◆ WHAT THE TASK REQUIRES ◆
Return every record exactly as written.

◆ DATASET ◆
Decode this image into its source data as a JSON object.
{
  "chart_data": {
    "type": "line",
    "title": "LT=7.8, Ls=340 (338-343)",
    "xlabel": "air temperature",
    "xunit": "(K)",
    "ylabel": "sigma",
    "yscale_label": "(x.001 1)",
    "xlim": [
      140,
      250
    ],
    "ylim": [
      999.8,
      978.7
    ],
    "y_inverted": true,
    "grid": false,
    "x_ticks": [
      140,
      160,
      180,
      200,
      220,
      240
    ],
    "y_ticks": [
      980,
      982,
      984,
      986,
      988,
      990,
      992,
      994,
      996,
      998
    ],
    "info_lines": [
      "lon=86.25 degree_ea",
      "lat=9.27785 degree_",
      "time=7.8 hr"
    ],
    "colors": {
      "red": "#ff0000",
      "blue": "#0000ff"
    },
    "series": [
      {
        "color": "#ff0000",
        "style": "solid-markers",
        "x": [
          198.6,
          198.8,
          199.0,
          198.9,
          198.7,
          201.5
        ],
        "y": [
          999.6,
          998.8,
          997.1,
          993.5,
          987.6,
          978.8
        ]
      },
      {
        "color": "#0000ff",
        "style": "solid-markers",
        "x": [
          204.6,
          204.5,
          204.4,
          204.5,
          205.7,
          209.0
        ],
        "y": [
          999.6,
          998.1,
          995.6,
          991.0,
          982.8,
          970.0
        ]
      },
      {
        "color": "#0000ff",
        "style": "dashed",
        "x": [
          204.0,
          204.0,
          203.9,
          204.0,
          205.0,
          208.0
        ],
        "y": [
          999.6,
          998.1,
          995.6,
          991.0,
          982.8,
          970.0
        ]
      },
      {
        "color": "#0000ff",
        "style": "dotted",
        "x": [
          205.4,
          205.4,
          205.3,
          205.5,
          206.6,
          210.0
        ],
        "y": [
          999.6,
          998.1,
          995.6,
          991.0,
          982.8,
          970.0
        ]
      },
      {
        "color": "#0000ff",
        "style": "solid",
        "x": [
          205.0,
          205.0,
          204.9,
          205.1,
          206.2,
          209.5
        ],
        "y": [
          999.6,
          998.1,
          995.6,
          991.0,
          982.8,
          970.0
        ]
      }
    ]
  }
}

◆ COMPLETED TASK ◆
Decode this image into its source data as a JSON object.
{
  "chart_data": {
    "type": "line",
    "title": "LT=7.8, Ls=340 (338-343)",
    "xlabel": "air temperature",
    "xunit": "(K)",
    "ylabel": "sigma",
    "yscale_label": "(x.001 1)",
    "xlim": [
      140,
      250
    ],
    "ylim": [
      999.8,
      978.7
    ],
    "y_inverted": true,
    "grid": false,
    "x_ticks": [
      140,
      160,
      180,
      200,
      220,
      240
    ],
    "y_ticks": [
      980,
      982,
      984,
      986,
      988,
      990,
      992,
      994,
      996,
      998
    ],
    "info_lines": [
      "lon=86.25 degree_ea",
      "lat=9.27785 degree_",
      "time=7.8 hr"
    ],
    "colors": {
      "red": "#ff0000",
      "blue": "#0000ff"
    },
    "series": [
      {
        "color": "#ff0000",
        "style": "solid-markers",
        "x": [
          198.6,
          198.8,
          199.0,
          198.9,
          198.7,
          201.5
        ],
        "y": [
          999.6,
          998.8,
          997.1,
          993.5,
          987.6,
          978.8
        ]
      },
      {
        "color": "#0000ff",
        "style": "solid-markers",
        "x": [
          204.6,
          204.5,
          204.4,
          204.5,
          205.7,
          209.0
        ],
        "y": [
          999.6,
          998.1,
          995.6,
          991.0,
          982.8,
          970.0
        ]
      },
      {
        "color": "#0000ff",
        "style": "dashed",
        "x": [
          204.0,
          204.0,
          203.9,
          204.0,
          205.0,
          208.0
        ],
        "y": [
          999.6,
          998.1,
          995.6,
          991.0,
          982.8,
          970.0
        ]
      },
      {
        "color": "#0000ff",
        "style": "dotted",
        "x": [
          205.4,
          205.4,
          205.3,
          205.5,
          206.6,
          210.0
        ],
        "y": [
          999.6,
          998.1,
          995.6,
          991.0,
          982.8,
          970.0
        ]
      },
      {
        "color": "#0000ff",
        "style": "solid",
        "x": [
          205.0,
          205.0,
          204.9,
          205.1,
          206.2,
          209.5
        ],
        "y": [
          999.6,
          998.1,
          995.6,
          991.0,
          982.8,
          970.0
        ]
      }
    ]
  }
}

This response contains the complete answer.